- Excerpt to read
*** Begin section ***

During the preparations for the invasion of Russia in 1812, the regiment was incorporated into the structure of Jan Henryk Dąbrowski's 17th Division of Prince Józef Poniatowski's V Corps of the Grand Army.

After the defeat of the Russian campaign of 1812, the regiment was re-established, consisting of two battalions of 700 soldiers each. It became part of the 26th Division, commanded by Ludwik Kamieniecki. Command of the regiment was taken over by Colonel Tadeusz Piotrowski.

After the abdication of Napoleon, Tsar Alexander I agreed to send Polish troops back to their country. They were to form the basis for the creation of the Polish Army under the command of Grand Duke Konstantin Pavlovich. On 13 June 1814, the regiment was assigned a garrison in Krakow.

== Regiment commanders ==
The commanders of the regiment were:

- col. Michał Grabowski (from the 4 January 1807),
- col. Kazimierz Małachowski (from the 8 April 1808),
- col. Stefan Koszarski (from the 21 October 1812),
- col. Ludwik Tadeusz Piotrowski (from the 18 January 1813).

*** End section ***

- Data for review
*** Begin section ***

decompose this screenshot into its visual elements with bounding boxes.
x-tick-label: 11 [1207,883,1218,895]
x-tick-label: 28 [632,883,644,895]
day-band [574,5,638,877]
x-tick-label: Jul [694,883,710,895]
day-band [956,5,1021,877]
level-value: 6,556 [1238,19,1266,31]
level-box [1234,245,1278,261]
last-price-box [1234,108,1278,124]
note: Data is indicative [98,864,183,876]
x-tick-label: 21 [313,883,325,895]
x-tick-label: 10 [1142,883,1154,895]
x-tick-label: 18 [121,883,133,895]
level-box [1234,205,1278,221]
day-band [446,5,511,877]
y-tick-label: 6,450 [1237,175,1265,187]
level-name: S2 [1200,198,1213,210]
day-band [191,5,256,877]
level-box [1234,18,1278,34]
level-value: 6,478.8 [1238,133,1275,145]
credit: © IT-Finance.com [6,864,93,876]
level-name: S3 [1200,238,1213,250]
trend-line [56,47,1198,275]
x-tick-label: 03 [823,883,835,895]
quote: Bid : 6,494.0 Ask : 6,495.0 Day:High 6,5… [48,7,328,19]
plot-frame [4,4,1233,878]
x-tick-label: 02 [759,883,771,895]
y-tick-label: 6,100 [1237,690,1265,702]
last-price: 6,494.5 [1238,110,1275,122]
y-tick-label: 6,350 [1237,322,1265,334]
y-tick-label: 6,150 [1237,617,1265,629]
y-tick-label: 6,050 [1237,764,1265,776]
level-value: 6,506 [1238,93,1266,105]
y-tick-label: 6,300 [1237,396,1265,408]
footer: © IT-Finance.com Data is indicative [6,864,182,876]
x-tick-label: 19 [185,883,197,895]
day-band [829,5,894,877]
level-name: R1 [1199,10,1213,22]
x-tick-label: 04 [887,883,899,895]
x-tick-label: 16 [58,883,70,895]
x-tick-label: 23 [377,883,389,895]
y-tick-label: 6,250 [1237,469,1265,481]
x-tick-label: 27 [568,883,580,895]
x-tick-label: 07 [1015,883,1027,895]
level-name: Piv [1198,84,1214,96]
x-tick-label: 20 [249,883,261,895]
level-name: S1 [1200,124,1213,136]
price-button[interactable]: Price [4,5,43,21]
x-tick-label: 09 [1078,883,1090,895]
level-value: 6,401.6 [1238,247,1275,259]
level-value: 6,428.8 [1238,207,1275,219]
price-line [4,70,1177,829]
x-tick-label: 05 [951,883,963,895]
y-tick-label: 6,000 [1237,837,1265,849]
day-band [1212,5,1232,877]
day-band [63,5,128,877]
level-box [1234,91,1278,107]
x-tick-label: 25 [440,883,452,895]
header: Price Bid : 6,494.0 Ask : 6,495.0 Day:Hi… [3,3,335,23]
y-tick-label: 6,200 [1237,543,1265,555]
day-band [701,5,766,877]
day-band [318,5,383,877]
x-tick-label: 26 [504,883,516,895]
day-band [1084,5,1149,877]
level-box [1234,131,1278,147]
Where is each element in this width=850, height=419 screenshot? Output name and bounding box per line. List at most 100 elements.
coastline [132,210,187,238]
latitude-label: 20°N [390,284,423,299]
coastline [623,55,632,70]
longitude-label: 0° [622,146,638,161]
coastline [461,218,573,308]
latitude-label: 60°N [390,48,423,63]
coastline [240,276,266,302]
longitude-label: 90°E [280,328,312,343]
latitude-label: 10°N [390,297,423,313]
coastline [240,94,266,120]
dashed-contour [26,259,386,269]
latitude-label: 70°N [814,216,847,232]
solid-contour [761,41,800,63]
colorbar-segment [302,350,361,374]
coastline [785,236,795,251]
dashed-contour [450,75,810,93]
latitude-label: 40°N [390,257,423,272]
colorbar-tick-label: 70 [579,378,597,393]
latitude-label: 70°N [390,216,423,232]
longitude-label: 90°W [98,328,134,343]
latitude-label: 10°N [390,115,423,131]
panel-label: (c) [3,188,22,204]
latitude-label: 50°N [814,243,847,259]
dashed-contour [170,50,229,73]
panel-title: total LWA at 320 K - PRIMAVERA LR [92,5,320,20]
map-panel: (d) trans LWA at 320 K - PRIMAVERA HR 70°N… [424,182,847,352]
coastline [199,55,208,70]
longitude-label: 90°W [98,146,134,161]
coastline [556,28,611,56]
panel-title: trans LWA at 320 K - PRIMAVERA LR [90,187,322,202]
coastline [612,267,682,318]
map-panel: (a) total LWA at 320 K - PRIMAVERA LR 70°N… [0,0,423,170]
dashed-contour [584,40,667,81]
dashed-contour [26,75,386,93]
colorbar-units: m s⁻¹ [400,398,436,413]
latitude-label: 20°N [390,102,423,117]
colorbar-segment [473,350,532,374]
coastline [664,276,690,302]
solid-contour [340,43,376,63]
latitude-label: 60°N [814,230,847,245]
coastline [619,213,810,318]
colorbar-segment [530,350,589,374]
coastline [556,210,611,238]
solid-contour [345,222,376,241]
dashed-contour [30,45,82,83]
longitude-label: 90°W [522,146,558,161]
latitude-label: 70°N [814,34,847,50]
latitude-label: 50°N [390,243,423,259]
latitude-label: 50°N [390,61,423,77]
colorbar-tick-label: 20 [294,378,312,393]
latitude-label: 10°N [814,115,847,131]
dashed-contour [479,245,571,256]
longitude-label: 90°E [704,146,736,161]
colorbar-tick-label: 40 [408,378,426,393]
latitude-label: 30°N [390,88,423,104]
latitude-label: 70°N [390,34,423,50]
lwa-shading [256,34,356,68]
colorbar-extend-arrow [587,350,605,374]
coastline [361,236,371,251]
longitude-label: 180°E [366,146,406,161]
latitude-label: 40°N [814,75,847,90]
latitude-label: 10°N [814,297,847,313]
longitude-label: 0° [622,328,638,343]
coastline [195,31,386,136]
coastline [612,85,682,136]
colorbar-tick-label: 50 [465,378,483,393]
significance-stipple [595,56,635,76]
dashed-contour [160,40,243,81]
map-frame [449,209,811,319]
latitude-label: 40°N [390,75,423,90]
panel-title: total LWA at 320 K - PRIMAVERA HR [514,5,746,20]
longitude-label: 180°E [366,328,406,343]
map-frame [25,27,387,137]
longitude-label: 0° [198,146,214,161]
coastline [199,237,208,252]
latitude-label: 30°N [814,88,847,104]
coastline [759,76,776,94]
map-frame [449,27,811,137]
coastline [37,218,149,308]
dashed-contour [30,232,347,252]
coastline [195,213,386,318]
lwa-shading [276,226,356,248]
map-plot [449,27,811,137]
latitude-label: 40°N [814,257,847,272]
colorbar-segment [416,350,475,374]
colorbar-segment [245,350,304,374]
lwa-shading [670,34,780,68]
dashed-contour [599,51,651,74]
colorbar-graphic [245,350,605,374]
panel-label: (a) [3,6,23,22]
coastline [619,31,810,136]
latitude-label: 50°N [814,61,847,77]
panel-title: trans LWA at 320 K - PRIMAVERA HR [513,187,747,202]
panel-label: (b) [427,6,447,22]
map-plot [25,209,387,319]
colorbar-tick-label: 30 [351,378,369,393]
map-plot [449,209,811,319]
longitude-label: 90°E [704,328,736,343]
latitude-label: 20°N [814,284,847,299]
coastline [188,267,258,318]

*** End section ***

- Assigned task A
Reproduce the regiment history word for word, everything from "After the abdication" down to "18 January 1813).".
- Assigned task B
In the regiment history, recast the paragraph beginning "After the defeat of the Russian campaign of 1812" as a short bulleted list that keeps its main facts.

- Answer box A
After the abdication of Napoleon, Tsar Alexander I agreed to send Polish troops back to their country. They were to form the basis for the creation of the Polish Army under the command of Grand Duke Konstantin Pavlovich. On 13 June 1814, the regiment was assigned a garrison in Krakow.

== Regiment commanders ==
The commanders of the regiment were:

- col. Michał Grabowski (from the 4 January 1807),
- col. Kazimierz Małachowski (from the 8 April 1808),
- col. Stefan Koszarski (from the 21 October 1812),
- col. Ludwik Tadeusz Piotrowski (from the 18 January 1813).

- Answer box B
- After the defeat of the 1812 Russian campaign, the regiment was re-established with two battalions of 700 soldiers each.
- It became part of the 26th Division, commanded by Ludwik Kamieniecki.
- Colonel Tadeusz Piotrowski took over command of the regiment.